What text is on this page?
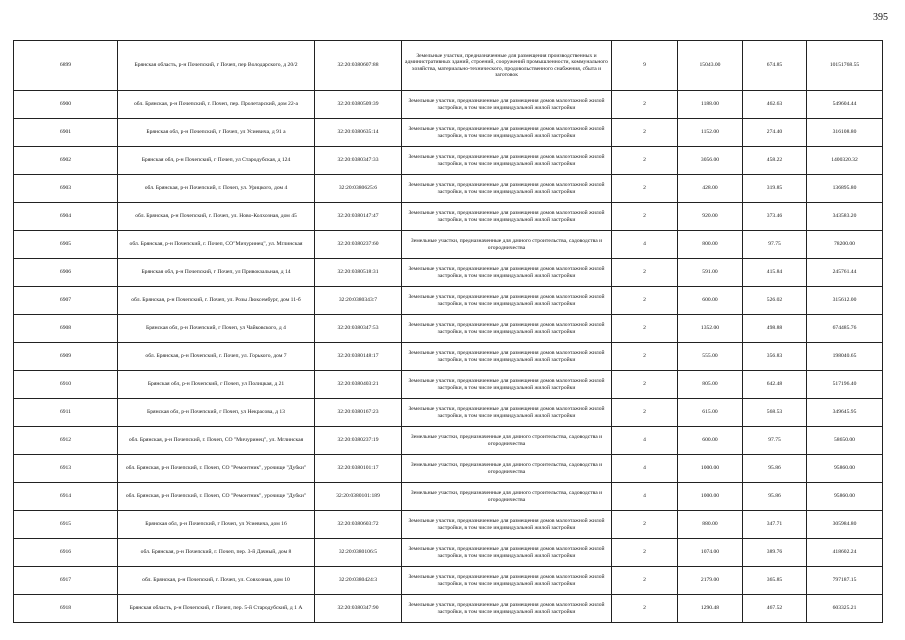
395
6899	Брянская область, р-н Почепский, г Почеп, пер Володарского, д 20/2	32:20:0380607:88	Земельные участки, предназначенные для размещения производственных и административных зданий, строений, сооружений промышленности, коммунального хозяйства, материально-технического, продовольственного снабжения, сбыта и заготовок	9	15043.00	674.85	10151768.55
6900	обл. Брянская, р-н Почепский, г. Почеп, пер. Пролетарский, дом 22-а	32:20:0380509:39	Земельные участки, предназначенные для размещения домов малоэтажной жилой застройки, в том числе индивидуальной жилой застройки	2	1188.00	462.63	549604.44
6901	Брянская обл, р-н Почепский, г Почеп, ул Усиевича, д 91 а	32:20:0380635:14	Земельные участки, предназначенные для размещения домов малоэтажной жилой застройки, в том числе индивидуальной жилой застройки	2	1152.00	274.40	316108.80
6902	Брянская обл, р-н Почепский, г Почеп, ул Стародубская, д 124	32:20:0380347:33	Земельные участки, предназначенные для размещения домов малоэтажной жилой застройки, в том числе индивидуальной жилой застройки	2	3056.00	458.22	1400320.32
6903	обл. Брянская, р-н Почепский, г. Почеп, ул. Урицкого, дом 4	32:20:0380625:6	Земельные участки, предназначенные для размещения домов малоэтажной жилой застройки, в том числе индивидуальной жилой застройки	2	428.00	319.85	136895.80
6904	обл. Брянская, р-н Почепский, г. Почеп, ул. Ново-Колхозная, дом 45	32:20:0380147:47	Земельные участки, предназначенные для размещения домов малоэтажной жилой застройки, в том числе индивидуальной жилой застройки	2	920.00	373.46	343583.20
6905	обл. Брянская, р-н Почепский, г. Почеп, СО"Мичуринец", ул. Мглинская	32:20:0380237:60	Земельные участки, предназначенные для дачного строительства, садоводства и огородничества	4	800.00	97.75	78200.00
6906	Брянская обл, р-н Почепский, г Почеп, ул Привокзальная, д 14	32:20:0380518:31	Земельные участки, предназначенные для размещения домов малоэтажной жилой застройки, в том числе индивидуальной жилой застройки	2	591.00	415.84	245761.44
6907	обл. Брянская, р-н Почепский, г. Почеп, ул. Розы Люксембург, дом 11-б	32:20:0380343:7	Земельные участки, предназначенные для размещения домов малоэтажной жилой застройки, в том числе индивидуальной жилой застройки	2	600.00	526.02	315612.00
6908	Брянская обл, р-н Почепский, г Почеп, ул Чайковского, д 4	32:20:0380347:53	Земельные участки, предназначенные для размещения домов малоэтажной жилой застройки, в том числе индивидуальной жилой застройки	2	1352.00	498.88	674485.76
6909	обл. Брянская, р-н Почепский, г. Почеп, ул. Горького, дом 7	32:20:0380148:17	Земельные участки, предназначенные для размещения домов малоэтажной жилой застройки, в том числе индивидуальной жилой застройки	2	555.00	356.83	198040.65
6910	Брянская обл, р-н Почепский, г Почеп, ул Полицкая, д 21	32:20:0380403:21	Земельные участки, предназначенные для размещения домов малоэтажной жилой застройки, в том числе индивидуальной жилой застройки	2	805.00	642.48	517196.40
6911	Брянская обл, р-н Почепский, г Почеп, ул Некрасова, д 13	32:20:0380167:23	Земельные участки, предназначенные для размещения домов малоэтажной жилой застройки, в том числе индивидуальной жилой застройки	2	615.00	568.53	349645.95
6912	обл. Брянская, р-н Почепский, г. Почеп, СО "Мичуринец", ул. Мглинская	32:20:0380237:19	Земельные участки, предназначенные для дачного строительства, садоводства и огородничества	4	600.00	97.75	58650.00
6913	обл. Брянская, р-н Почепский, г. Почеп, СО "Ремонтник", урочище "Дубки"	32:20:0380101:17	Земельные участки, предназначенные для дачного строительства, садоводства и огородничества	4	1000.00	95.86	95860.00
6914	обл. Брянская, р-н Почепский, г. Почеп, СО "Ремонтник", урочище "Дубки"	32:20:0380101:189	Земельные участки, предназначенные для дачного строительства, садоводства и огородничества	4	1000.00	95.86	95860.00
6915	Брянская обл, р-н Почепский, г Почеп, ул Усиевича, дом 16	32:20:0380603:72	Земельные участки, предназначенные для размещения домов малоэтажной жилой застройки, в том числе индивидуальной жилой застройки	2	880.00	347.71	305984.80
6916	обл. Брянская, р-н Почепский, г. Почеп, пер. 3-й Дачный, дом 8	32:20:0380106:5	Земельные участки, предназначенные для размещения домов малоэтажной жилой застройки, в том числе индивидуальной жилой застройки	2	1074.00	389.76	418602.24
6917	обл. Брянская, р-н Почепский, г. Почеп, ул. Совхозная, дом 10	32:20:0380424:3	Земельные участки, предназначенные для размещения домов малоэтажной жилой застройки, в том числе индивидуальной жилой застройки	2	2179.00	365.85	797187.15
6918	Брянская область, р-н Почепский, г Почеп, пер. 5-й Стародубский, д 1 А	32:20:0380347:90	Земельные участки, предназначенные для размещения домов малоэтажной жилой застройки, в том числе индивидуальной жилой застройки	2	1290.48	467.52	603325.21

===

### TASK
Leave out the pictures and copy every record above exactly.

### RIGHT ANSWER
What text is on this page?
395
6899	Брянская область, р-н Почепский, г Почеп, пер Володарского, д 20/2	32:20:0380607:88	Земельные участки, предназначенные для размещения производственных и административных зданий, строений, сооружений промышленности, коммунального хозяйства, материально-технического, продовольственного снабжения, сбыта и заготовок	9	15043.00	674.85	10151768.55
6900	обл. Брянская, р-н Почепский, г. Почеп, пер. Пролетарский, дом 22-а	32:20:0380509:39	Земельные участки, предназначенные для размещения домов малоэтажной жилой застройки, в том числе индивидуальной жилой застройки	2	1188.00	462.63	549604.44
6901	Брянская обл, р-н Почепский, г Почеп, ул Усиевича, д 91 а	32:20:0380635:14	Земельные участки, предназначенные для размещения домов малоэтажной жилой застройки, в том числе индивидуальной жилой застройки	2	1152.00	274.40	316108.80
6902	Брянская обл, р-н Почепский, г Почеп, ул Стародубская, д 124	32:20:0380347:33	Земельные участки, предназначенные для размещения домов малоэтажной жилой застройки, в том числе индивидуальной жилой застройки	2	3056.00	458.22	1400320.32
6903	обл. Брянская, р-н Почепский, г. Почеп, ул. Урицкого, дом 4	32:20:0380625:6	Земельные участки, предназначенные для размещения домов малоэтажной жилой застройки, в том числе индивидуальной жилой застройки	2	428.00	319.85	136895.80
6904	обл. Брянская, р-н Почепский, г. Почеп, ул. Ново-Колхозная, дом 45	32:20:0380147:47	Земельные участки, предназначенные для размещения домов малоэтажной жилой застройки, в том числе индивидуальной жилой застройки	2	920.00	373.46	343583.20
6905	обл. Брянская, р-н Почепский, г. Почеп, СО"Мичуринец", ул. Мглинская	32:20:0380237:60	Земельные участки, предназначенные для дачного строительства, садоводства и огородничества	4	800.00	97.75	78200.00
6906	Брянская обл, р-н Почепский, г Почеп, ул Привокзальная, д 14	32:20:0380518:31	Земельные участки, предназначенные для размещения домов малоэтажной жилой застройки, в том числе индивидуальной жилой застройки	2	591.00	415.84	245761.44
6907	обл. Брянская, р-н Почепский, г. Почеп, ул. Розы Люксембург, дом 11-б	32:20:0380343:7	Земельные участки, предназначенные для размещения домов малоэтажной жилой застройки, в том числе индивидуальной жилой застройки	2	600.00	526.02	315612.00
6908	Брянская обл, р-н Почепский, г Почеп, ул Чайковского, д 4	32:20:0380347:53	Земельные участки, предназначенные для размещения домов малоэтажной жилой застройки, в том числе индивидуальной жилой застройки	2	1352.00	498.88	674485.76
6909	обл. Брянская, р-н Почепский, г. Почеп, ул. Горького, дом 7	32:20:0380148:17	Земельные участки, предназначенные для размещения домов малоэтажной жилой застройки, в том числе индивидуальной жилой застройки	2	555.00	356.83	198040.65
6910	Брянская обл, р-н Почепский, г Почеп, ул Полицкая, д 21	32:20:0380403:21	Земельные участки, предназначенные для размещения домов малоэтажной жилой застройки, в том числе индивидуальной жилой застройки	2	805.00	642.48	517196.40
6911	Брянская обл, р-н Почепский, г Почеп, ул Некрасова, д 13	32:20:0380167:23	Земельные участки, предназначенные для размещения домов малоэтажной жилой застройки, в том числе индивидуальной жилой застройки	2	615.00	568.53	349645.95
6912	обл. Брянская, р-н Почепский, г. Почеп, СО "Мичуринец", ул. Мглинская	32:20:0380237:19	Земельные участки, предназначенные для дачного строительства, садоводства и огородничества	4	600.00	97.75	58650.00
6913	обл. Брянская, р-н Почепский, г. Почеп, СО "Ремонтник", урочище "Дубки"	32:20:0380101:17	Земельные участки, предназначенные для дачного строительства, садоводства и огородничества	4	1000.00	95.86	95860.00
6914	обл. Брянская, р-н Почепский, г. Почеп, СО "Ремонтник", урочище "Дубки"	32:20:0380101:189	Земельные участки, предназначенные для дачного строительства, садоводства и огородничества	4	1000.00	95.86	95860.00
6915	Брянская обл, р-н Почепский, г Почеп, ул Усиевича, дом 16	32:20:0380603:72	Земельные участки, предназначенные для размещения домов малоэтажной жилой застройки, в том числе индивидуальной жилой застройки	2	880.00	347.71	305984.80
6916	обл. Брянская, р-н Почепский, г. Почеп, пер. 3-й Дачный, дом 8	32:20:0380106:5	Земельные участки, предназначенные для размещения домов малоэтажной жилой застройки, в том числе индивидуальной жилой застройки	2	1074.00	389.76	418602.24
6917	обл. Брянская, р-н Почепский, г. Почеп, ул. Совхозная, дом 10	32:20:0380424:3	Земельные участки, предназначенные для размещения домов малоэтажной жилой застройки, в том числе индивидуальной жилой застройки	2	2179.00	365.85	797187.15
6918	Брянская область, р-н Почепский, г Почеп, пер. 5-й Стародубский, д 1 А	32:20:0380347:90	Земельные участки, предназначенные для размещения домов малоэтажной жилой застройки, в том числе индивидуальной жилой застройки	2	1290.48	467.52	603325.21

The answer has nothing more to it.